### [THE DATA]

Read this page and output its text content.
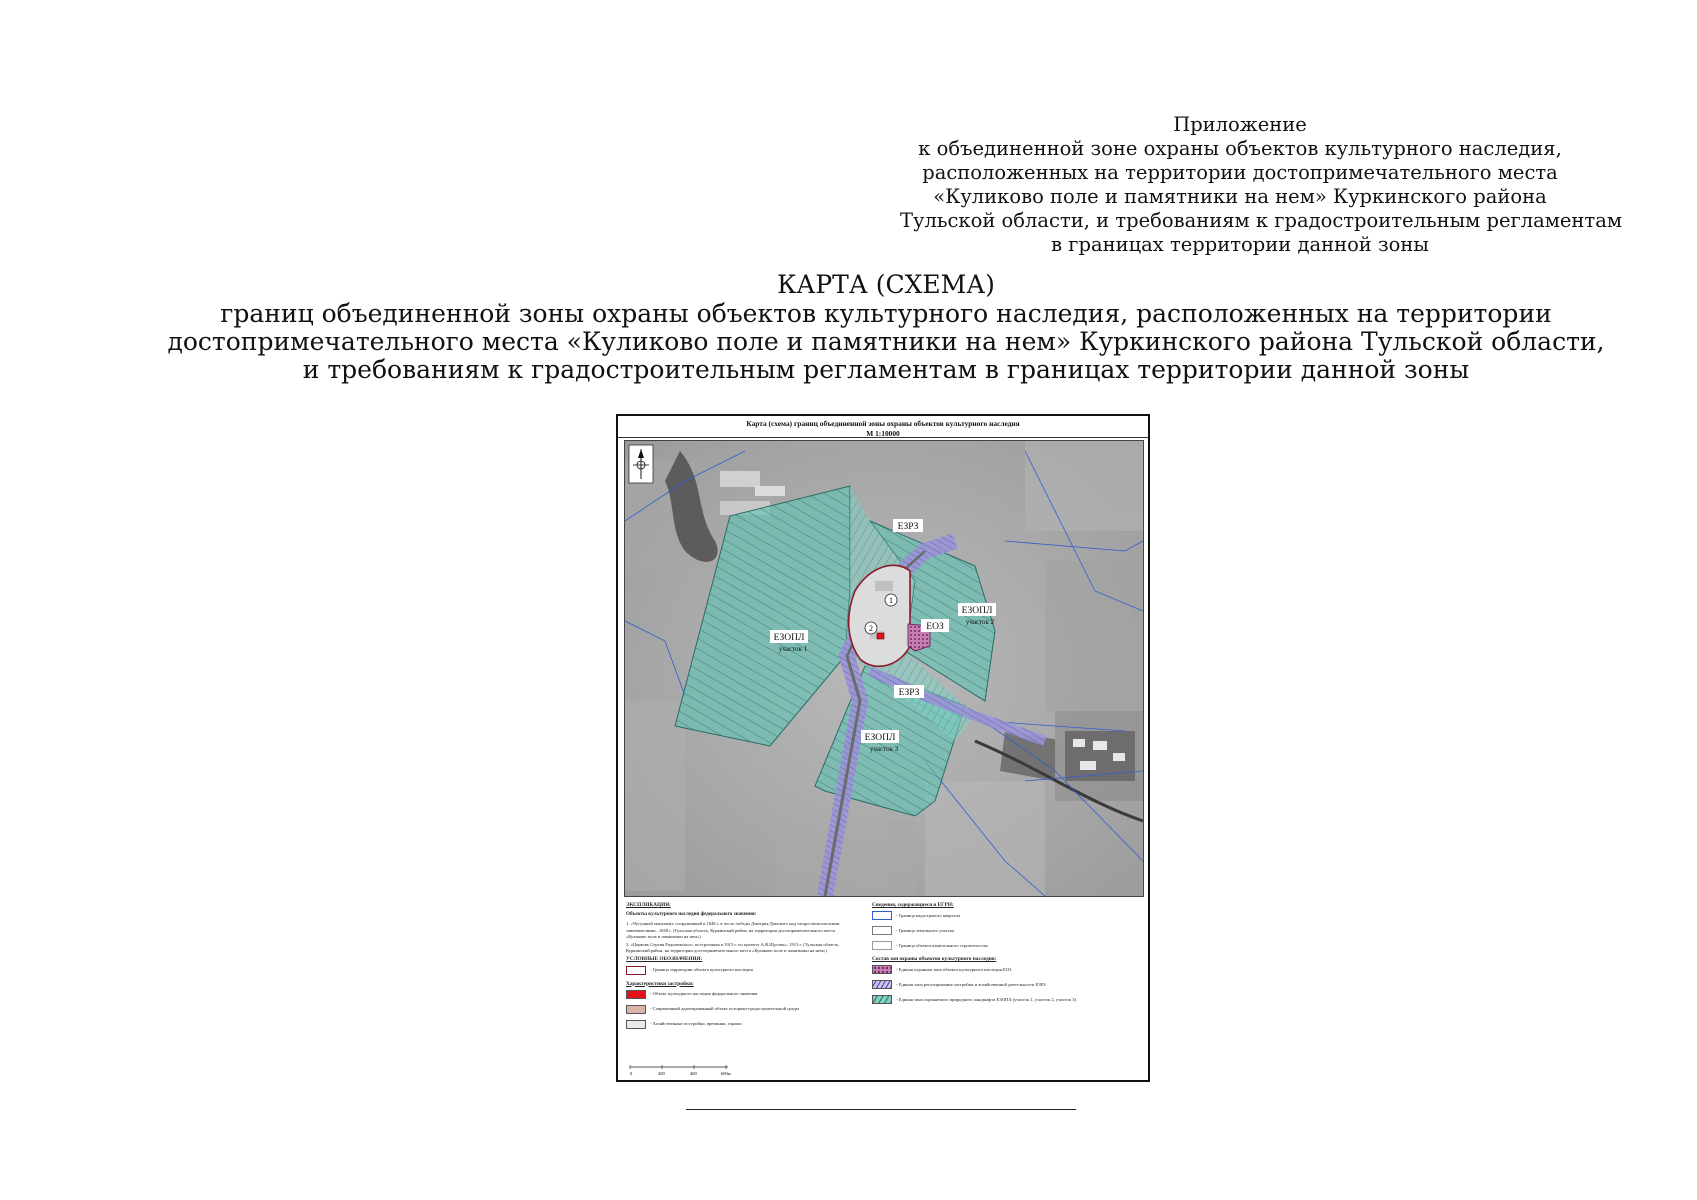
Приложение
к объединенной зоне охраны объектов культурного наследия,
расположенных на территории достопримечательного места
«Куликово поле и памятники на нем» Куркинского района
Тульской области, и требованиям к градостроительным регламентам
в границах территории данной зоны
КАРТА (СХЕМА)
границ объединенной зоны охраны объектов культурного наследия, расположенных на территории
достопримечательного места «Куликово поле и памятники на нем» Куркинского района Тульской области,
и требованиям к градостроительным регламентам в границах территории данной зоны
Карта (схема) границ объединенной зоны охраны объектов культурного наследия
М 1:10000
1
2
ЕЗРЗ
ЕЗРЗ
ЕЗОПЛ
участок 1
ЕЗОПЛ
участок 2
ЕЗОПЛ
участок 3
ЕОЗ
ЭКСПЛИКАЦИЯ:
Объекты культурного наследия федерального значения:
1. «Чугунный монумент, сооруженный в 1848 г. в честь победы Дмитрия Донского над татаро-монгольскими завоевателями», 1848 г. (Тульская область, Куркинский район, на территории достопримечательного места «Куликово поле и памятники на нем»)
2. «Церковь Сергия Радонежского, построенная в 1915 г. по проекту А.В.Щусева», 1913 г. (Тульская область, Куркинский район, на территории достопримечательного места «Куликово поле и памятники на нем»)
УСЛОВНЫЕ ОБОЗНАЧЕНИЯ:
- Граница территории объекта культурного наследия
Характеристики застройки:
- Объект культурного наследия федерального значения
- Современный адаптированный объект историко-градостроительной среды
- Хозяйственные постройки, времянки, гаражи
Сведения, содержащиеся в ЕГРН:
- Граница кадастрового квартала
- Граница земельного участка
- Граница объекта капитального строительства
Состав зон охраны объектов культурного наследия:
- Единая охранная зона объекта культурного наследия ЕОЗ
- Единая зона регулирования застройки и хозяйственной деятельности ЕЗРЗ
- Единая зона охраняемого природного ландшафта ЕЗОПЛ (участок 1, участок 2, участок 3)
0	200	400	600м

### [WHAT YOU WILL DO]
Repeat the material above in full and exactly, omitting the pictures.

### [TASK RESULT]
Read this page and output its text content.
Приложение
к объединенной зоне охраны объектов культурного наследия,
расположенных на территории достопримечательного места
«Куликово поле и памятники на нем» Куркинского района
Тульской области, и требованиям к градостроительным регламентам
в границах территории данной зоны
КАРТА (СХЕМА)
границ объединенной зоны охраны объектов культурного наследия, расположенных на территории
достопримечательного места «Куликово поле и памятники на нем» Куркинского района Тульской области,
и требованиям к градостроительным регламентам в границах территории данной зоны
Карта (схема) границ объединенной зоны охраны объектов культурного наследия
М 1:10000
1
2
ЕЗРЗ
ЕЗРЗ
ЕЗОПЛ
участок 1
ЕЗОПЛ
участок 2
ЕЗОПЛ
участок 3
ЕОЗ
ЭКСПЛИКАЦИЯ:
Объекты культурного наследия федерального значения:
1. «Чугунный монумент, сооруженный в 1848 г. в честь победы Дмитрия Донского над татаро-монгольскими завоевателями», 1848 г. (Тульская область, Куркинский район, на территории достопримечательного места «Куликово поле и памятники на нем»)
2. «Церковь Сергия Радонежского, построенная в 1915 г. по проекту А.В.Щусева», 1913 г. (Тульская область, Куркинский район, на территории достопримечательного места «Куликово поле и памятники на нем»)
УСЛОВНЫЕ ОБОЗНАЧЕНИЯ:
- Граница территории объекта культурного наследия
Характеристики застройки:
- Объект культурного наследия федерального значения
- Современный адаптированный объект историко-градостроительной среды
- Хозяйственные постройки, времянки, гаражи
Сведения, содержащиеся в ЕГРН:
- Граница кадастрового квартала
- Граница земельного участка
- Граница объекта капитального строительства
Состав зон охраны объектов культурного наследия:
- Единая охранная зона объекта культурного наследия ЕОЗ
- Единая зона регулирования застройки и хозяйственной деятельности ЕЗРЗ
- Единая зона охраняемого природного ландшафта ЕЗОПЛ (участок 1, участок 2, участок 3)
0	200	400	600м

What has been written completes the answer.